■ Short exercise
Produce an exact copy of all the records.

■ Supplied information
------------

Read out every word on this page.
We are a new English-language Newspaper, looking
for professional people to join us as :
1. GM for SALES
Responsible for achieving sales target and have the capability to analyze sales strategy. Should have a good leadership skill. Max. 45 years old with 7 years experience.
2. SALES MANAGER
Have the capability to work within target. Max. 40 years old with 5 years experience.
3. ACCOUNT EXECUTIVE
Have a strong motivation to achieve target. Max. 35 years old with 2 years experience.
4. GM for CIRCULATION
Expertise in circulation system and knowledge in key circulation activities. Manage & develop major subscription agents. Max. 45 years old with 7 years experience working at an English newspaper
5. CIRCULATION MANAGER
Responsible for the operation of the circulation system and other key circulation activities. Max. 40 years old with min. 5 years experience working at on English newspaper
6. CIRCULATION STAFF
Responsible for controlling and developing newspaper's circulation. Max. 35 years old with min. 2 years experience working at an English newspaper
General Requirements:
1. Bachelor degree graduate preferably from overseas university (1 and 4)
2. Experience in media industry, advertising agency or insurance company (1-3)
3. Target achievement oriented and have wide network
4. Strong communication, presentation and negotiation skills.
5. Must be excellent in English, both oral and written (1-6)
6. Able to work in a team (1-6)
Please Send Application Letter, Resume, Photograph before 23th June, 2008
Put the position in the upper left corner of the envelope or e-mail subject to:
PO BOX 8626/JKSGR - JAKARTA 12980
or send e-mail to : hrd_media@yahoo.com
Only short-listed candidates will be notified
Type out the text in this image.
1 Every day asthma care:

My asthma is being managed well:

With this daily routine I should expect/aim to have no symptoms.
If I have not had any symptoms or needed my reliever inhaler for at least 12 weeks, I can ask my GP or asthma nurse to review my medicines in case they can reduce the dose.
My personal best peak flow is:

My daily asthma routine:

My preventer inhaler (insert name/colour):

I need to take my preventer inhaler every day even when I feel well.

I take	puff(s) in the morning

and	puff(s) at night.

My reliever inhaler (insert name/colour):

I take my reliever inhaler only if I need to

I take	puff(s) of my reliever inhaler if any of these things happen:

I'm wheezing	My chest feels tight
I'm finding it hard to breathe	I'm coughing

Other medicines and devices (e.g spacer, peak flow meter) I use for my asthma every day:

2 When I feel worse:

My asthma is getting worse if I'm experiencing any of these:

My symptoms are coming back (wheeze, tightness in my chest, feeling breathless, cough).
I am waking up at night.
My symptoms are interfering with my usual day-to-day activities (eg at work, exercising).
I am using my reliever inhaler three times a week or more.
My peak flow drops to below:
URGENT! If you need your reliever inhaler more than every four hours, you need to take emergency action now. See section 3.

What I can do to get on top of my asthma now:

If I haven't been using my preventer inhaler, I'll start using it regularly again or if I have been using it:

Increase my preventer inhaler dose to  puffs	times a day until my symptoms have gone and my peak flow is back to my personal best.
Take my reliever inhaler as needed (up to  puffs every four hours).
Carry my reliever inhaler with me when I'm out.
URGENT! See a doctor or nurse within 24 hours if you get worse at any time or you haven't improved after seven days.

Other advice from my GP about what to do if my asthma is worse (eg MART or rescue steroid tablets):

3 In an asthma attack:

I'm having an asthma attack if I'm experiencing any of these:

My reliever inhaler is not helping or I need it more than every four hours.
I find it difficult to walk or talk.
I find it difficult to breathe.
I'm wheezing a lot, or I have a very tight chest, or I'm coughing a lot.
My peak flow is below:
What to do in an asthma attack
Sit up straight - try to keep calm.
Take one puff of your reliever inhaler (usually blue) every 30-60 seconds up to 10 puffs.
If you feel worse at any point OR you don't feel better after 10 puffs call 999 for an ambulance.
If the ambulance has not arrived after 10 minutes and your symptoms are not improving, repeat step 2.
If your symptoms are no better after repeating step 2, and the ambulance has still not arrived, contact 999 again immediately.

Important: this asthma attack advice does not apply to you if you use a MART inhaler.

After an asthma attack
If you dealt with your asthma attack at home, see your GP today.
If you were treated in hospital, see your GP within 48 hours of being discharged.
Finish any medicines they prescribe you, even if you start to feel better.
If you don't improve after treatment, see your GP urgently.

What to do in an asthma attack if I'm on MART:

------------

■ Final result
Read out every word on this page.
We are a new English-language Newspaper, looking
for professional people to join us as :
1. GM for SALES
Responsible for achieving sales target and have the capability to analyze sales strategy. Should have a good leadership skill. Max. 45 years old with 7 years experience.
2. SALES MANAGER
Have the capability to work within target. Max. 40 years old with 5 years experience.
3. ACCOUNT EXECUTIVE
Have a strong motivation to achieve target. Max. 35 years old with 2 years experience.
4. GM for CIRCULATION
Expertise in circulation system and knowledge in key circulation activities. Manage & develop major subscription agents. Max. 45 years old with 7 years experience working at an English newspaper
5. CIRCULATION MANAGER
Responsible for the operation of the circulation system and other key circulation activities. Max. 40 years old with min. 5 years experience working at on English newspaper
6. CIRCULATION STAFF
Responsible for controlling and developing newspaper's circulation. Max. 35 years old with min. 2 years experience working at an English newspaper
General Requirements:
1. Bachelor degree graduate preferably from overseas university (1 and 4)
2. Experience in media industry, advertising agency or insurance company (1-3)
3. Target achievement oriented and have wide network
4. Strong communication, presentation and negotiation skills.
5. Must be excellent in English, both oral and written (1-6)
6. Able to work in a team (1-6)
Please Send Application Letter, Resume, Photograph before 23th June, 2008
Put the position in the upper left corner of the envelope or e-mail subject to:
PO BOX 8626/JKSGR - JAKARTA 12980
or send e-mail to : hrd_media@yahoo.com
Only short-listed candidates will be notified
Type out the text in this image.
1 Every day asthma care:

My asthma is being managed well:

With this daily routine I should expect/aim to have no symptoms.
If I have not had any symptoms or needed my reliever inhaler for at least 12 weeks, I can ask my GP or asthma nurse to review my medicines in case they can reduce the dose.
My personal best peak flow is:

My daily asthma routine:

My preventer inhaler (insert name/colour):

I need to take my preventer inhaler every day even when I feel well.

I take	puff(s) in the morning

and	puff(s) at night.

My reliever inhaler (insert name/colour):

I take my reliever inhaler only if I need to

I take	puff(s) of my reliever inhaler if any of these things happen:

I'm wheezing	My chest feels tight
I'm finding it hard to breathe	I'm coughing

Other medicines and devices (e.g spacer, peak flow meter) I use for my asthma every day:

2 When I feel worse:

My asthma is getting worse if I'm experiencing any of these:

My symptoms are coming back (wheeze, tightness in my chest, feeling breathless, cough).
I am waking up at night.
My symptoms are interfering with my usual day-to-day activities (eg at work, exercising).
I am using my reliever inhaler three times a week or more.
My peak flow drops to below:
URGENT! If you need your reliever inhaler more than every four hours, you need to take emergency action now. See section 3.

What I can do to get on top of my asthma now:

If I haven't been using my preventer inhaler, I'll start using it regularly again or if I have been using it:

Increase my preventer inhaler dose to  puffs	times a day until my symptoms have gone and my peak flow is back to my personal best.
Take my reliever inhaler as needed (up to  puffs every four hours).
Carry my reliever inhaler with me when I'm out.
URGENT! See a doctor or nurse within 24 hours if you get worse at any time or you haven't improved after seven days.

Other advice from my GP about what to do if my asthma is worse (eg MART or rescue steroid tablets):

3 In an asthma attack:

I'm having an asthma attack if I'm experiencing any of these:

My reliever inhaler is not helping or I need it more than every four hours.
I find it difficult to walk or talk.
I find it difficult to breathe.
I'm wheezing a lot, or I have a very tight chest, or I'm coughing a lot.
My peak flow is below:
What to do in an asthma attack
Sit up straight - try to keep calm.
Take one puff of your reliever inhaler (usually blue) every 30-60 seconds up to 10 puffs.
If you feel worse at any point OR you don't feel better after 10 puffs call 999 for an ambulance.
If the ambulance has not arrived after 10 minutes and your symptoms are not improving, repeat step 2.
If your symptoms are no better after repeating step 2, and the ambulance has still not arrived, contact 999 again immediately.

Important: this asthma attack advice does not apply to you if you use a MART inhaler.

After an asthma attack
If you dealt with your asthma attack at home, see your GP today.
If you were treated in hospital, see your GP within 48 hours of being discharged.
Finish any medicines they prescribe you, even if you start to feel better.
If you don't improve after treatment, see your GP urgently.

What to do in an asthma attack if I'm on MART:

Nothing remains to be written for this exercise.